Instructions to follow - Report how many lines contain the word "color"; answer with the number only.

╭─ Given records

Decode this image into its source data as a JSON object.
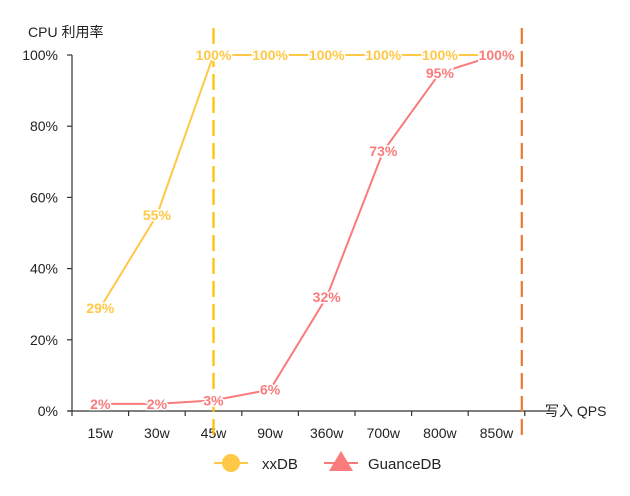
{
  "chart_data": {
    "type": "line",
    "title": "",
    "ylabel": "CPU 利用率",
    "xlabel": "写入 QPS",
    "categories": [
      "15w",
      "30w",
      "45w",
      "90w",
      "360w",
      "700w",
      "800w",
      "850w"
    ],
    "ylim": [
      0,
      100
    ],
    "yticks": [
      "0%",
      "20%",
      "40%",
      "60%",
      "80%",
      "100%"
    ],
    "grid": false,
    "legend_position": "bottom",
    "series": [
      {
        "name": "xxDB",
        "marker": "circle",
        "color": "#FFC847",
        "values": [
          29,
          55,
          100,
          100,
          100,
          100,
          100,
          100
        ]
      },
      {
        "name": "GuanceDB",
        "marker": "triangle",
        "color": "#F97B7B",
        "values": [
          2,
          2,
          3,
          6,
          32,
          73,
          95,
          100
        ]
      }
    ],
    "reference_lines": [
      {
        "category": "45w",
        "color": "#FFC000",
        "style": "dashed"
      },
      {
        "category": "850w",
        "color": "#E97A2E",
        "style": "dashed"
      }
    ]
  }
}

╰─

Response below - 4